What you should do
Your task is to output the data exactly as it stands.

Input data
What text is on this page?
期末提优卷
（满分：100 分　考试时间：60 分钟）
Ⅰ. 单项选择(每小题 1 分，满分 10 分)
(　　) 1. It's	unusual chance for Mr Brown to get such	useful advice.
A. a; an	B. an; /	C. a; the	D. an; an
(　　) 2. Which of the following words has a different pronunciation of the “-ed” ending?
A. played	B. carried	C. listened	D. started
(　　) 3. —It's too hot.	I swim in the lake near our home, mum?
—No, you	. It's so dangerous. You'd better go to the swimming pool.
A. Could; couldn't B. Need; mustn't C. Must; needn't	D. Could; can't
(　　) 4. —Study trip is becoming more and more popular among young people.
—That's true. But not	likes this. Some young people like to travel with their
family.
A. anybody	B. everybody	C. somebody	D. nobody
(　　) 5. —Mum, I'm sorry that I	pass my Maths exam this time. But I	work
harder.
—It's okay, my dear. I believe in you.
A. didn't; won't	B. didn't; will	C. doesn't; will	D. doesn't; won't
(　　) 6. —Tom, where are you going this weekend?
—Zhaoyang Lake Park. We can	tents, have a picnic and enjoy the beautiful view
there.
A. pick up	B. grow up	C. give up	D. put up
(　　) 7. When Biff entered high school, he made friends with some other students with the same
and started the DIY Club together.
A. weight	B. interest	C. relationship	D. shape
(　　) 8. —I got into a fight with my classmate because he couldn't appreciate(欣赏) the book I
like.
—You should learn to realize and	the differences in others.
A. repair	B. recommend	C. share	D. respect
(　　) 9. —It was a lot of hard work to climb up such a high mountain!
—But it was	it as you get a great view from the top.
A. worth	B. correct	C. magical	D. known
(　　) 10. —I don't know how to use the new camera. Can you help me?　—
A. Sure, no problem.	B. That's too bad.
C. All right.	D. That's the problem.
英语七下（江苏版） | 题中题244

Task answer
What text is on this page?
期末提优卷
（满分：100 分　考试时间：60 分钟）
Ⅰ. 单项选择(每小题 1 分，满分 10 分)
(　　) 1. It's	unusual chance for Mr Brown to get such	useful advice.
A. a; an	B. an; /	C. a; the	D. an; an
(　　) 2. Which of the following words has a different pronunciation of the “-ed” ending?
A. played	B. carried	C. listened	D. started
(　　) 3. —It's too hot.	I swim in the lake near our home, mum?
—No, you	. It's so dangerous. You'd better go to the swimming pool.
A. Could; couldn't B. Need; mustn't C. Must; needn't	D. Could; can't
(　　) 4. —Study trip is becoming more and more popular among young people.
—That's true. But not	likes this. Some young people like to travel with their
family.
A. anybody	B. everybody	C. somebody	D. nobody
(　　) 5. —Mum, I'm sorry that I	pass my Maths exam this time. But I	work
harder.
—It's okay, my dear. I believe in you.
A. didn't; won't	B. didn't; will	C. doesn't; will	D. doesn't; won't
(　　) 6. —Tom, where are you going this weekend?
—Zhaoyang Lake Park. We can	tents, have a picnic and enjoy the beautiful view
there.
A. pick up	B. grow up	C. give up	D. put up
(　　) 7. When Biff entered high school, he made friends with some other students with the same
and started the DIY Club together.
A. weight	B. interest	C. relationship	D. shape
(　　) 8. —I got into a fight with my classmate because he couldn't appreciate(欣赏) the book I
like.
—You should learn to realize and	the differences in others.
A. repair	B. recommend	C. share	D. respect
(　　) 9. —It was a lot of hard work to climb up such a high mountain!
—But it was	it as you get a great view from the top.
A. worth	B. correct	C. magical	D. known
(　　) 10. —I don't know how to use the new camera. Can you help me?　—
A. Sure, no problem.	B. That's too bad.
C. All right.	D. That's the problem.
英语七下（江苏版） | 题中题244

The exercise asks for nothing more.